# Projeto 2 - Desenvolvimento de um Alpha Zero capaz de jogar jogos

## Introdução

O segundo projeto proposto para a unidade curricular de Laboratórios de Inteligência Artificial e Ciência de Dados consiste na criação de um algoritmo Alpha Zero capaz de jogar 2 jogos, Attax e Go, sendo testados em diferentes cenários. No caso do Attax, tabuleiro 4x4, 6x6, e tamanho variável, enquanto no Go tamanho de 7x7 e 9x9.

## Jogos implementados

#### Attax:
O Attax é um jogo de estratégia de tabuleiro abstrato de dois jogadores, que consiste em tentar fazer com que no final do jogo a maioria das peças do tabuleiro sejam do jogador, convertendo a maioria das peças do oponente possiveis.
Geralmente, o jogo começa com 2 peças para cada jogador, cada uma nos cantos do tabuleiro.

(Listagens de itens de layout em caixas)

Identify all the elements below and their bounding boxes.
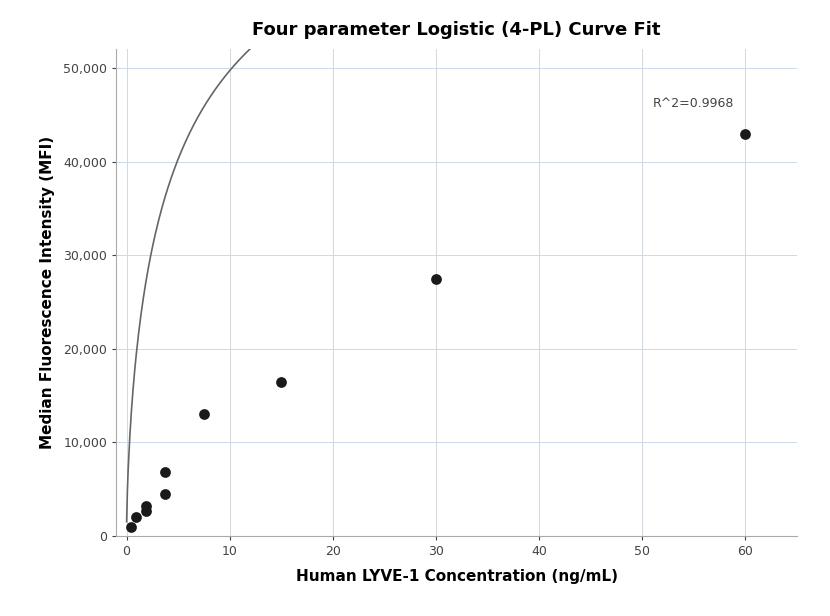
Point — [139, 506, 153, 516]
Point — [739, 129, 752, 139]
Point — [275, 376, 288, 386]
Point — [198, 409, 211, 419]
Title: Four parameter Logistic (4-PL) Curve Fit: Four parameter Logistic (4-PL) Curve Fit — [252, 22, 661, 39]
Point — [429, 274, 442, 283]
Point — [124, 522, 138, 532]
Text: R^2=0.9968: R^2=0.9968 — [652, 97, 734, 110]
Y-axis label: Median Fluorescence Intensity (MFI): Median Fluorescence Intensity (MFI) — [40, 136, 55, 449]
Point — [159, 468, 172, 477]
Point — [129, 513, 143, 522]
Point — [139, 501, 153, 511]
X-axis label: Human LYVE-1 Concentration (ng/mL): Human LYVE-1 Concentration (ng/mL) — [295, 569, 618, 584]
Point — [159, 489, 172, 499]
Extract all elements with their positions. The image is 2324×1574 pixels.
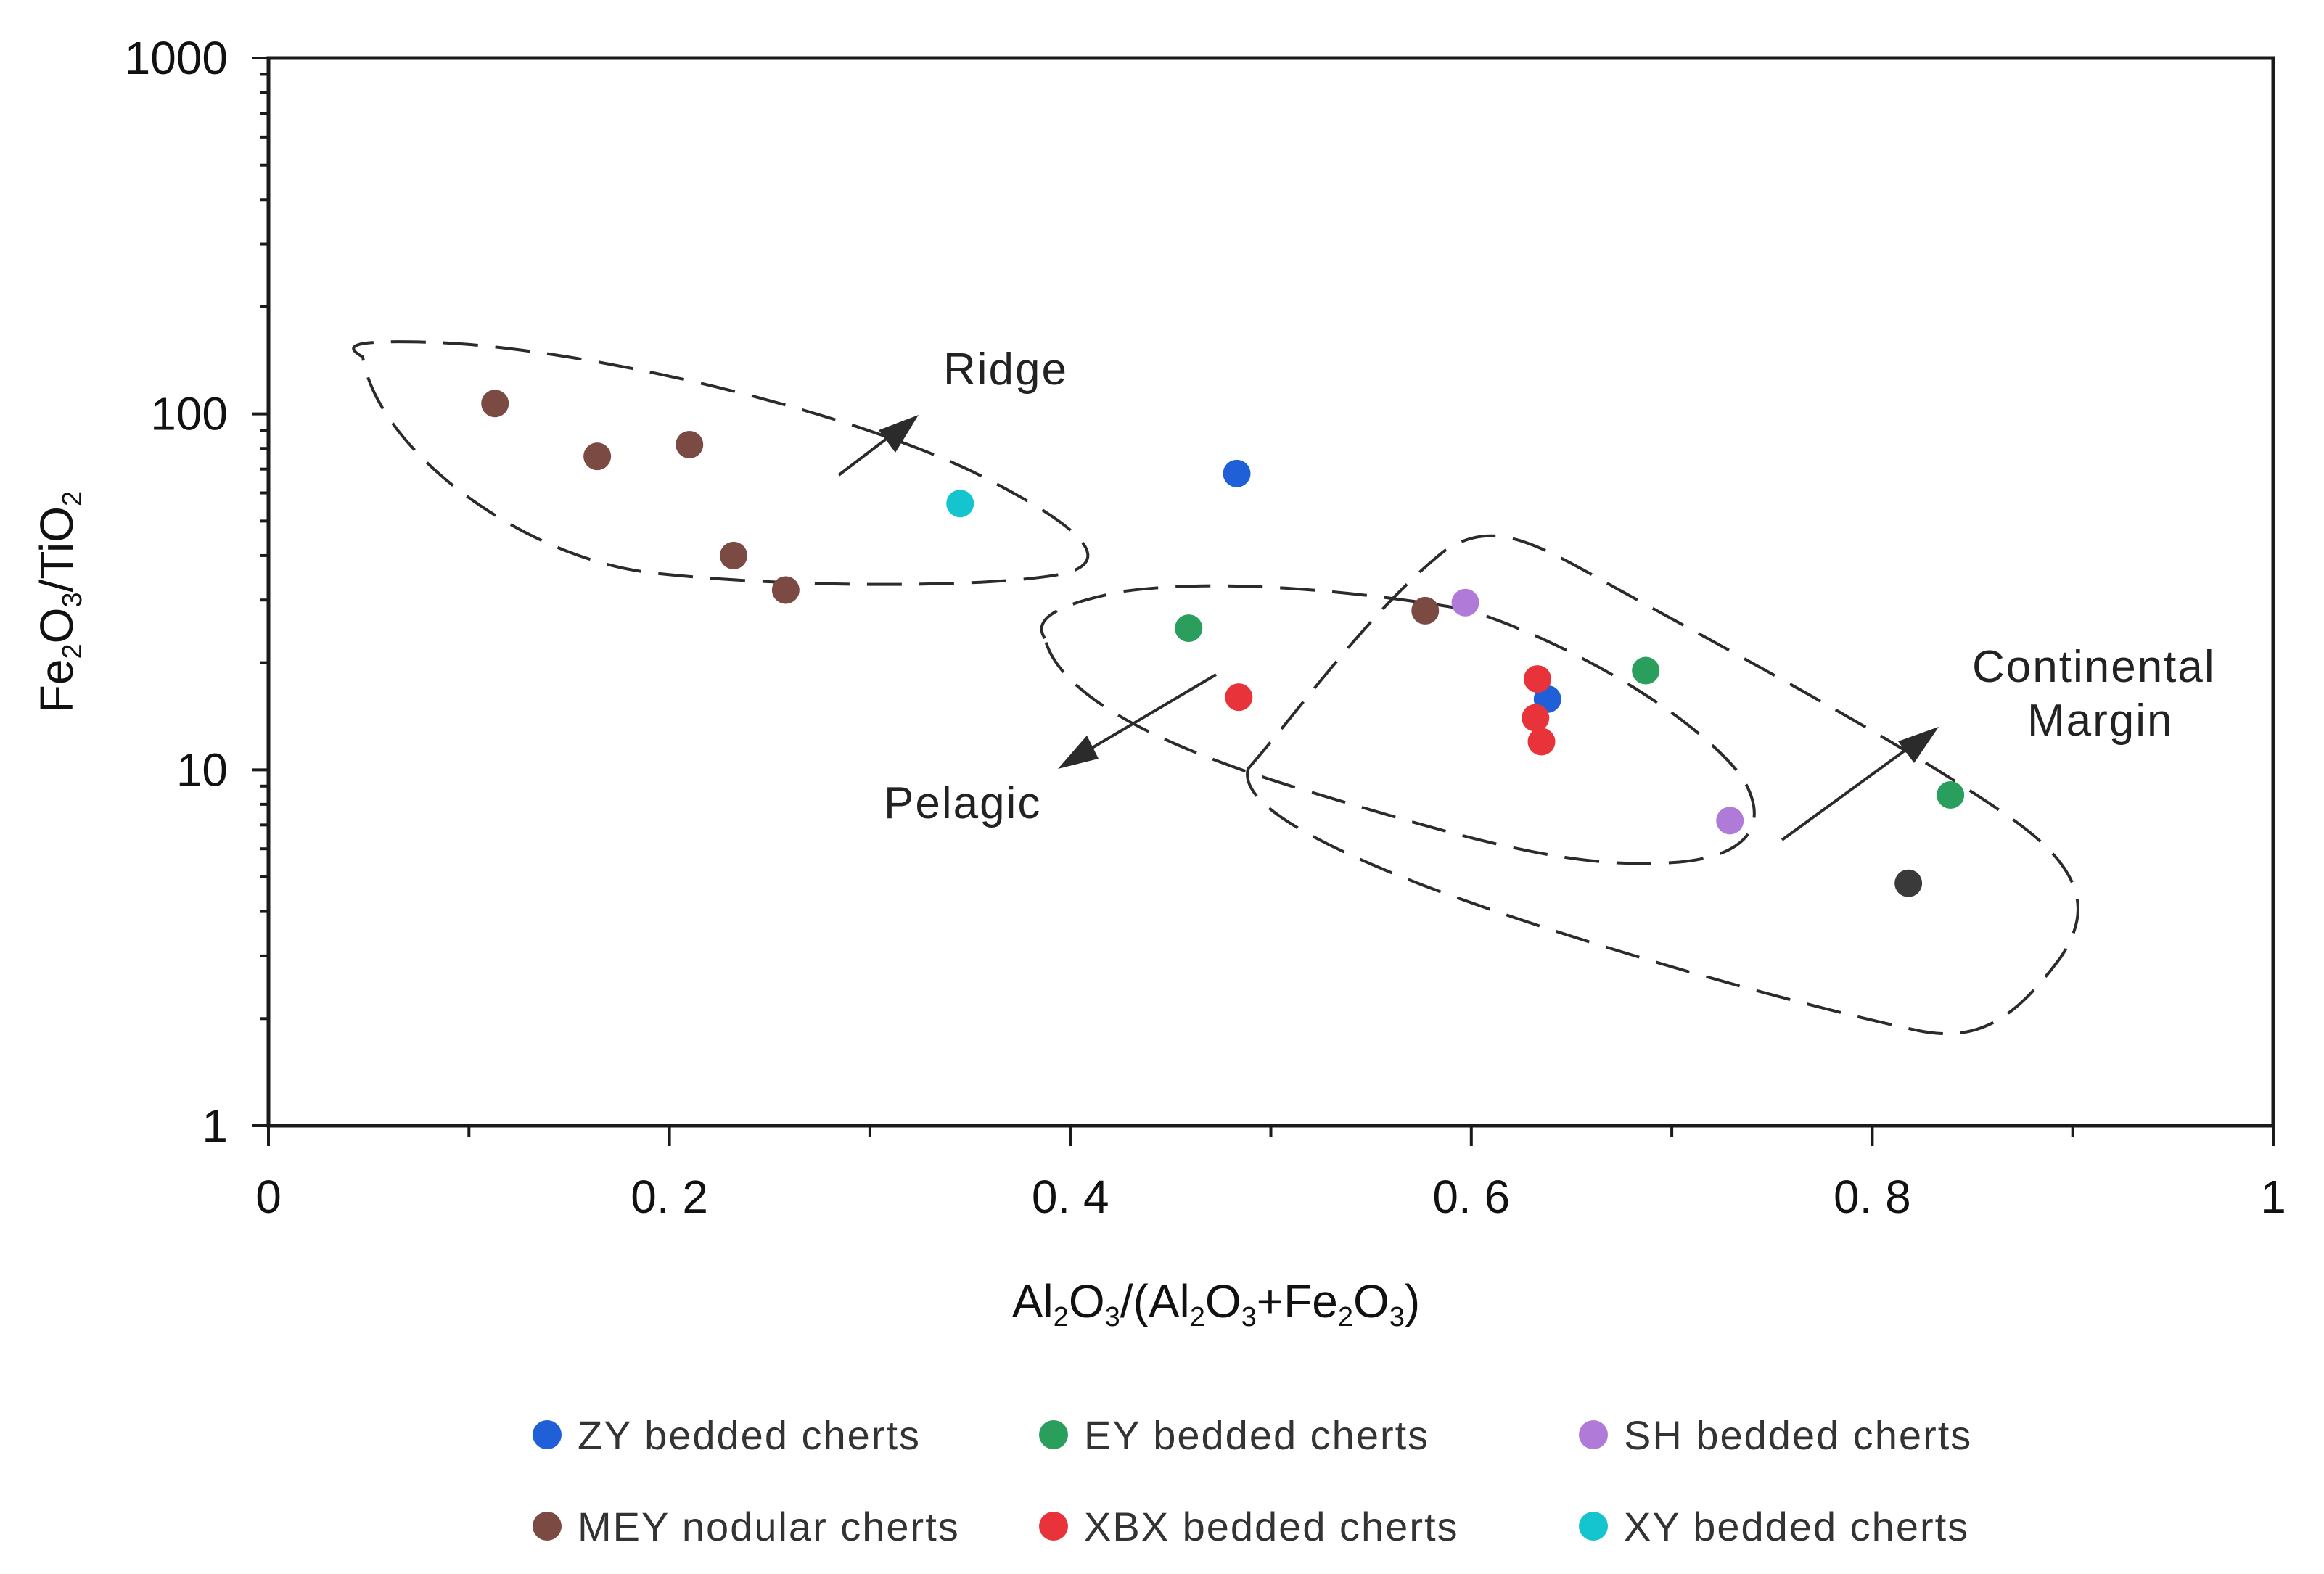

Tarefas escritas —
1. Copie literalmente o trecho do documento sobre o Alpha Zero que vai de "## Introdução" até "do oponente possiveis.".
2. Segundo o documento sobre o Alpha Zero, em quais tamanhos de tabuleiro o Go é testado?

Resultados finais —
1.
## Introdução

O segundo projeto proposto para a unidade curricular de Laboratórios de Inteligência Artificial e Ciência de Dados consiste na criação de um algoritmo Alpha Zero capaz de jogar 2 jogos, Attax e Go, sendo testados em diferentes cenários. No caso do Attax, tabuleiro 4x4, 6x6, e tamanho variável, enquanto no Go tamanho de 7x7 e 9x9.

## Jogos implementados

#### Attax:
O Attax é um jogo de estratégia de tabuleiro abstrato de dois jogadores, que consiste em tentar fazer com que no final do jogo a maioria das peças do tabuleiro sejam do jogador, convertendo a maioria das peças do oponente possiveis.

2. 7x7 e 9x9.